• **Task prompt**
Copy out everything in the records below, starting at the line containing "legend-label: высокий [794, 580, 864, 600]" and continuing down through the line containing "data-label: 426 [545, 141, 575, 161]", with both end lines included.

Visual layout annotation data
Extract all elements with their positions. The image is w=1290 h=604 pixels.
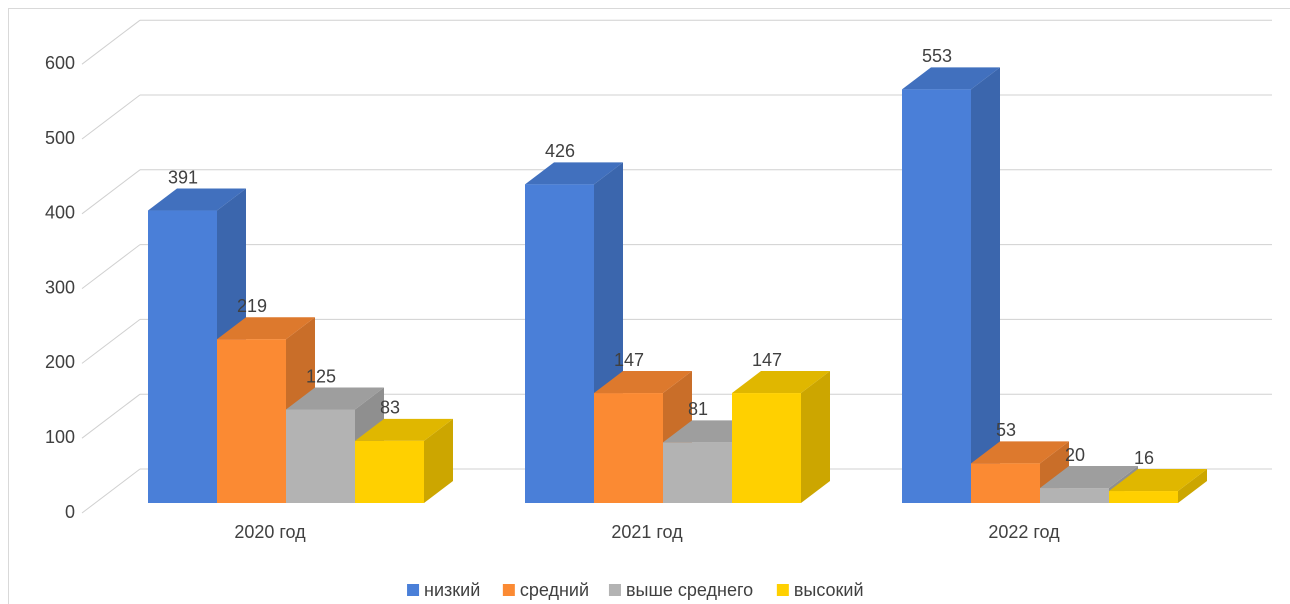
legend-label: высокий [794, 580, 864, 600]
bar-side [424, 418, 453, 503]
bar-top [732, 371, 830, 394]
bar-front [355, 440, 424, 503]
bar-side [1178, 469, 1207, 503]
bar [971, 441, 1069, 503]
wall-line [81, 319, 141, 364]
y-tick-label: 200 [45, 352, 75, 372]
data-label: 426 [545, 141, 575, 161]
bar-top [355, 418, 453, 441]
bar-front [148, 210, 217, 504]
bar-top [286, 387, 384, 410]
data-label: 53 [996, 420, 1016, 440]
bar-front [971, 463, 1040, 503]
bar-front [525, 184, 594, 504]
x-tick-label: 2020 год [234, 522, 306, 542]
bar-front [217, 339, 286, 503]
legend-swatch [502, 584, 515, 596]
legend-swatch [776, 584, 789, 596]
y-tick-label: 300 [45, 277, 75, 297]
bar-front [732, 393, 801, 503]
data-label: 16 [1134, 448, 1154, 468]
y-tick-label: 400 [45, 203, 75, 223]
data-label: 219 [237, 296, 267, 316]
wall-line [81, 94, 141, 140]
legend-label: низкий [424, 580, 480, 600]
bar-front [594, 393, 663, 503]
bar-front [1040, 488, 1109, 503]
y-tick-label: 500 [45, 128, 75, 148]
legend-label: средний [520, 580, 589, 600]
wall-line [81, 393, 141, 439]
bar-top [217, 317, 315, 340]
data-label: 147 [614, 350, 644, 370]
bar-top [148, 188, 246, 211]
bar-side [971, 67, 1000, 503]
bar [148, 188, 246, 504]
bar [732, 371, 830, 503]
bar [1109, 469, 1207, 503]
bar-front [286, 409, 355, 503]
bar-front [1109, 491, 1178, 503]
y-tick-label: 0 [65, 502, 75, 522]
y-tick-label: 100 [45, 427, 75, 447]
bar-top [902, 67, 1000, 90]
bar-top [594, 371, 692, 394]
bar-front [663, 442, 732, 503]
wall-line [81, 244, 141, 289]
wall-line [81, 468, 141, 514]
bar-top [1109, 469, 1207, 492]
data-label: 147 [752, 350, 782, 370]
data-label: 20 [1065, 445, 1085, 465]
data-label: 391 [168, 167, 198, 187]
chart-border [8, 8, 1290, 604]
bar-side [801, 371, 830, 503]
y-tick-label: 600 [45, 53, 75, 73]
data-label: 83 [380, 398, 400, 418]
legend-label: выше среднего [626, 580, 753, 600]
bar-top [1040, 466, 1138, 489]
data-label: 553 [922, 46, 952, 66]
bar [902, 67, 1000, 503]
data-label: 81 [688, 399, 708, 419]
data-label: 125 [306, 366, 336, 386]
bar-top [525, 162, 623, 185]
legend-swatch [407, 584, 420, 596]
bar-front [902, 89, 971, 503]
wall-line [81, 19, 141, 65]
x-tick-label: 2021 год [611, 522, 683, 542]
bar-top [971, 441, 1069, 464]
wall-line [81, 169, 141, 215]
x-tick-label: 2022 год [988, 522, 1060, 542]
bar [355, 418, 453, 503]
legend-swatch [608, 584, 621, 596]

• **Exercise result**
legend-label: высокий [794, 580, 864, 600]
bar-side [424, 418, 453, 503]
bar-top [732, 371, 830, 394]
bar-front [355, 440, 424, 503]
bar-side [1178, 469, 1207, 503]
bar [971, 441, 1069, 503]
wall-line [81, 319, 141, 364]
y-tick-label: 200 [45, 352, 75, 372]
data-label: 426 [545, 141, 575, 161]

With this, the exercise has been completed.